==== ROWS
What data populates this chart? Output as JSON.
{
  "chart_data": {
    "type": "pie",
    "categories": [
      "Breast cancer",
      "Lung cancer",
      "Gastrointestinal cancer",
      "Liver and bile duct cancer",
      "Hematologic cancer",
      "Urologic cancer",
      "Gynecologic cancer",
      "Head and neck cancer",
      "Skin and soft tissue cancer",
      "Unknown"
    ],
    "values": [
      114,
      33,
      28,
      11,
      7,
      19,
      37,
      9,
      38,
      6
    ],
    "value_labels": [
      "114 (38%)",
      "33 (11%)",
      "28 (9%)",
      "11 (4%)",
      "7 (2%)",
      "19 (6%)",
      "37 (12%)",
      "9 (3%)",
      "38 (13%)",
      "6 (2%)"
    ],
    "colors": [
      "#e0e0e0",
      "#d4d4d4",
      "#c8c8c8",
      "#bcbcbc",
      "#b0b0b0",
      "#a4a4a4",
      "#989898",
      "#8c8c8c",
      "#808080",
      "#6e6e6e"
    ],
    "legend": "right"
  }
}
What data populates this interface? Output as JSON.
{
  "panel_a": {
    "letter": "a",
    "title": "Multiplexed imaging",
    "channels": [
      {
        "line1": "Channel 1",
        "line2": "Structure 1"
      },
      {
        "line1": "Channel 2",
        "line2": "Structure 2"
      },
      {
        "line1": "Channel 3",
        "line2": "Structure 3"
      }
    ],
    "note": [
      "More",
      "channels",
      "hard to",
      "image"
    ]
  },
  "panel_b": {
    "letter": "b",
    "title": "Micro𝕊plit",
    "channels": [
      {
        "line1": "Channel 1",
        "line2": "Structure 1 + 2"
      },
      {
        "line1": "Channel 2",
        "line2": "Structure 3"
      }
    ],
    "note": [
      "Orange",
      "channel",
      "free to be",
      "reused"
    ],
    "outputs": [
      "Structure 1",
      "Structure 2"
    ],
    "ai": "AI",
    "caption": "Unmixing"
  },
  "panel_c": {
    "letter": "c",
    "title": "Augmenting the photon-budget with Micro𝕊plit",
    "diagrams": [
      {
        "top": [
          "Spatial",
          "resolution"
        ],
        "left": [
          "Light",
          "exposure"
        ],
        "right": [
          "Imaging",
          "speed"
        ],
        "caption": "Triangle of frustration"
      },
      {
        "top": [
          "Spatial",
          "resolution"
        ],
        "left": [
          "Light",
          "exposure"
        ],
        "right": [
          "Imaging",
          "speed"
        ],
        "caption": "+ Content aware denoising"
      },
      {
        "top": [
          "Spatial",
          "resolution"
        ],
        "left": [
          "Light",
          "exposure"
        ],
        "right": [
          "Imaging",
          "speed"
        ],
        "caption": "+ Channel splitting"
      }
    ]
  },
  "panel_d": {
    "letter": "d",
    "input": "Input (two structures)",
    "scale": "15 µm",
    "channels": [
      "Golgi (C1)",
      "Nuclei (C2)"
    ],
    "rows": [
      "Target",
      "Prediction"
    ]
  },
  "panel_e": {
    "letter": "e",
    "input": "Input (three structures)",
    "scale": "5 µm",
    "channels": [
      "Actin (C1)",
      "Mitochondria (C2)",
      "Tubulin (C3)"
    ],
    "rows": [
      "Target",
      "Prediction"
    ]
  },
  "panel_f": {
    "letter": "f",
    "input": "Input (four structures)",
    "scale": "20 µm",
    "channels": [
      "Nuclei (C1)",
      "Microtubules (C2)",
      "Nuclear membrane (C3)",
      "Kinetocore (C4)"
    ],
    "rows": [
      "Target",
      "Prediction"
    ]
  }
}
========
THE EXERCISE :: Each record above should be returned exactly as it appears.

WRITTEN REPLY ::
What data populates this chart? Output as JSON.
{
  "chart_data": {
    "type": "pie",
    "categories": [
      "Breast cancer",
      "Lung cancer",
      "Gastrointestinal cancer",
      "Liver and bile duct cancer",
      "Hematologic cancer",
      "Urologic cancer",
      "Gynecologic cancer",
      "Head and neck cancer",
      "Skin and soft tissue cancer",
      "Unknown"
    ],
    "values": [
      114,
      33,
      28,
      11,
      7,
      19,
      37,
      9,
      38,
      6
    ],
    "value_labels": [
      "114 (38%)",
      "33 (11%)",
      "28 (9%)",
      "11 (4%)",
      "7 (2%)",
      "19 (6%)",
      "37 (12%)",
      "9 (3%)",
      "38 (13%)",
      "6 (2%)"
    ],
    "colors": [
      "#e0e0e0",
      "#d4d4d4",
      "#c8c8c8",
      "#bcbcbc",
      "#b0b0b0",
      "#a4a4a4",
      "#989898",
      "#8c8c8c",
      "#808080",
      "#6e6e6e"
    ],
    "legend": "right"
  }
}
What data populates this interface? Output as JSON.
{
  "panel_a": {
    "letter": "a",
    "title": "Multiplexed imaging",
    "channels": [
      {
        "line1": "Channel 1",
        "line2": "Structure 1"
      },
      {
        "line1": "Channel 2",
        "line2": "Structure 2"
      },
      {
        "line1": "Channel 3",
        "line2": "Structure 3"
      }
    ],
    "note": [
      "More",
      "channels",
      "hard to",
      "image"
    ]
  },
  "panel_b": {
    "letter": "b",
    "title": "Micro𝕊plit",
    "channels": [
      {
        "line1": "Channel 1",
        "line2": "Structure 1 + 2"
      },
      {
        "line1": "Channel 2",
        "line2": "Structure 3"
      }
    ],
    "note": [
      "Orange",
      "channel",
      "free to be",
      "reused"
    ],
    "outputs": [
      "Structure 1",
      "Structure 2"
    ],
    "ai": "AI",
    "caption": "Unmixing"
  },
  "panel_c": {
    "letter": "c",
    "title": "Augmenting the photon-budget with Micro𝕊plit",
    "diagrams": [
      {
        "top": [
          "Spatial",
          "resolution"
        ],
        "left": [
          "Light",
          "exposure"
        ],
        "right": [
          "Imaging",
          "speed"
        ],
        "caption": "Triangle of frustration"
      },
      {
        "top": [
          "Spatial",
          "resolution"
        ],
        "left": [
          "Light",
          "exposure"
        ],
        "right": [
          "Imaging",
          "speed"
        ],
        "caption": "+ Content aware denoising"
      },
      {
        "top": [
          "Spatial",
          "resolution"
        ],
        "left": [
          "Light",
          "exposure"
        ],
        "right": [
          "Imaging",
          "speed"
        ],
        "caption": "+ Channel splitting"
      }
    ]
  },
  "panel_d": {
    "letter": "d",
    "input": "Input (two structures)",
    "scale": "15 µm",
    "channels": [
      "Golgi (C1)",
      "Nuclei (C2)"
    ],
    "rows": [
      "Target",
      "Prediction"
    ]
  },
  "panel_e": {
    "letter": "e",
    "input": "Input (three structures)",
    "scale": "5 µm",
    "channels": [
      "Actin (C1)",
      "Mitochondria (C2)",
      "Tubulin (C3)"
    ],
    "rows": [
      "Target",
      "Prediction"
    ]
  },
  "panel_f": {
    "letter": "f",
    "input": "Input (four structures)",
    "scale": "20 µm",
    "channels": [
      "Nuclei (C1)",
      "Microtubules (C2)",
      "Nuclear membrane (C3)",
      "Kinetocore (C4)"
    ],
    "rows": [
      "Target",
      "Prediction"
    ]
  }
}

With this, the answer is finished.